▶ _PROBLEM STATEMENT_: Gather from the material every line that contains the string "Comportement".

▶ _SUPPLIED DATA_:

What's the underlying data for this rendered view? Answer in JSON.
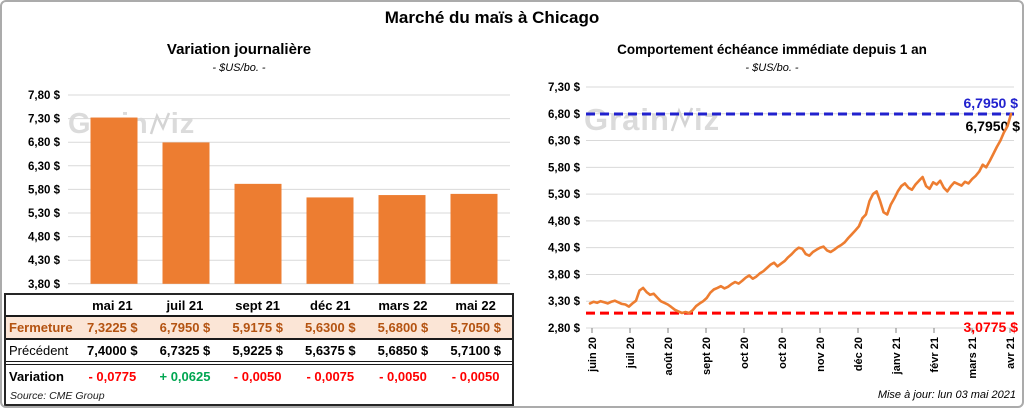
{
  "title": "Marché du maïs à Chicago",
  "watermark": {
    "prefix": "Grain",
    "suffix": "iz"
  },
  "colors": {
    "orange": "#ED7D31",
    "blue": "#2121CE",
    "red": "#FF0000",
    "green": "#00A651",
    "grid": "#D9D9D9",
    "fermeture_text": "#B45311",
    "fermeture_bg": "#FBE5D6"
  },
  "left_chart": {
    "title": "Variation journalière",
    "subtitle": "- $US/bo. -"
  },
  "right_chart": {
    "title": "Comportement échéance immédiate depuis 1 an",
    "subtitle": "- $US/bo. -"
  },
  "price_table": {
    "columns": [
      "mai 21",
      "juil 21",
      "sept 21",
      "déc 21",
      "mars 22",
      "mai 22"
    ],
    "rows": [
      {
        "label": "Fermeture",
        "class": "fermeture",
        "values": [
          "7,3225 $",
          "6,7950 $",
          "5,9175 $",
          "5,6300 $",
          "5,6800 $",
          "5,7050 $"
        ]
      },
      {
        "label": "Précédent",
        "class": "precedent",
        "values": [
          "7,4000 $",
          "6,7325 $",
          "5,9225 $",
          "5,6375 $",
          "5,6850 $",
          "5,7100 $"
        ]
      },
      {
        "label": "Variation",
        "class": "variation",
        "values": [
          "- 0,0775",
          "+ 0,0625",
          "- 0,0050",
          "- 0,0075",
          "- 0,0050",
          "- 0,0050"
        ],
        "value_classes": [
          "neg",
          "pos",
          "neg",
          "neg",
          "neg",
          "neg"
        ]
      }
    ]
  },
  "source": "Source: CME Group",
  "updated": "Mise à jour: lun 03 mai 2021",
  "chart_data": [
    {
      "type": "bar",
      "title": "Variation journalière",
      "subtitle": "- $US/bo. -",
      "units": "$US/bo.",
      "categories": [
        "mai 21",
        "juil 21",
        "sept 21",
        "déc 21",
        "mars 22",
        "mai 22"
      ],
      "values": [
        7.3225,
        6.795,
        5.9175,
        5.63,
        5.68,
        5.705
      ],
      "ylim": [
        3.8,
        7.8
      ],
      "ytick_step": 0.5,
      "ytick_labels": [
        "7,80 $",
        "6,80 $",
        "6,30 $",
        "5,80 $",
        "5,30 $",
        "4,80 $",
        "4,30 $",
        "3,80 $",
        "7,30 $"
      ],
      "grid": true,
      "bar_color": "#ED7D31"
    },
    {
      "type": "line",
      "title": "Comportement échéance immédiate depuis 1 an",
      "subtitle": "- $US/bo. -",
      "units": "$US/bo.",
      "ylim": [
        2.8,
        7.3
      ],
      "ytick_step": 0.5,
      "ytick_labels": [
        "7,30 $",
        "6,80 $",
        "6,30 $",
        "5,80 $",
        "5,30 $",
        "4,80 $",
        "4,30 $",
        "3,80 $",
        "3,30 $",
        "2,80 $"
      ],
      "x_ticklabels": [
        "juin 20",
        "juil 20",
        "août 20",
        "sept 20",
        "oct 20",
        "oct 20",
        "nov 20",
        "déc 20",
        "janv 21",
        "févr 21",
        "mars 21",
        "avr 21"
      ],
      "series": [
        {
          "name": "échéance immédiate",
          "color": "#ED7D31",
          "values": [
            3.26,
            3.29,
            3.27,
            3.3,
            3.28,
            3.26,
            3.29,
            3.31,
            3.28,
            3.25,
            3.24,
            3.2,
            3.26,
            3.31,
            3.5,
            3.55,
            3.47,
            3.42,
            3.44,
            3.37,
            3.3,
            3.27,
            3.24,
            3.19,
            3.14,
            3.11,
            3.08,
            3.1,
            3.08,
            3.13,
            3.21,
            3.26,
            3.3,
            3.36,
            3.46,
            3.52,
            3.55,
            3.58,
            3.54,
            3.57,
            3.62,
            3.66,
            3.63,
            3.68,
            3.74,
            3.78,
            3.72,
            3.76,
            3.82,
            3.86,
            3.92,
            3.98,
            4.02,
            3.95,
            4.0,
            4.05,
            4.12,
            4.18,
            4.25,
            4.3,
            4.28,
            4.18,
            4.15,
            4.22,
            4.26,
            4.3,
            4.32,
            4.25,
            4.22,
            4.26,
            4.31,
            4.35,
            4.4,
            4.48,
            4.55,
            4.62,
            4.7,
            4.85,
            4.92,
            5.17,
            5.3,
            5.35,
            5.17,
            4.96,
            4.92,
            5.1,
            5.22,
            5.35,
            5.45,
            5.5,
            5.42,
            5.38,
            5.48,
            5.55,
            5.62,
            5.45,
            5.4,
            5.52,
            5.48,
            5.55,
            5.42,
            5.35,
            5.45,
            5.52,
            5.49,
            5.46,
            5.53,
            5.5,
            5.58,
            5.64,
            5.72,
            5.85,
            5.8,
            5.92,
            6.05,
            6.18,
            6.3,
            6.45,
            6.57,
            6.795
          ]
        }
      ],
      "ref_lines": [
        {
          "name": "high",
          "value": 6.795,
          "label": "6,7950 $",
          "color": "#2121CE",
          "style": "dashed"
        },
        {
          "name": "low",
          "value": 3.0775,
          "label": "3,0775 $",
          "color": "#FF0000",
          "style": "dashed"
        }
      ],
      "last_value_label": "6,7950 $",
      "legend": "none",
      "grid": true
    }
  ]
}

▶ _EXERCISE SOLUTION_:
    "title": "Comportement échéance immédiate depuis 1 an",
      "title": "Comportement échéance immédiate depuis 1 an",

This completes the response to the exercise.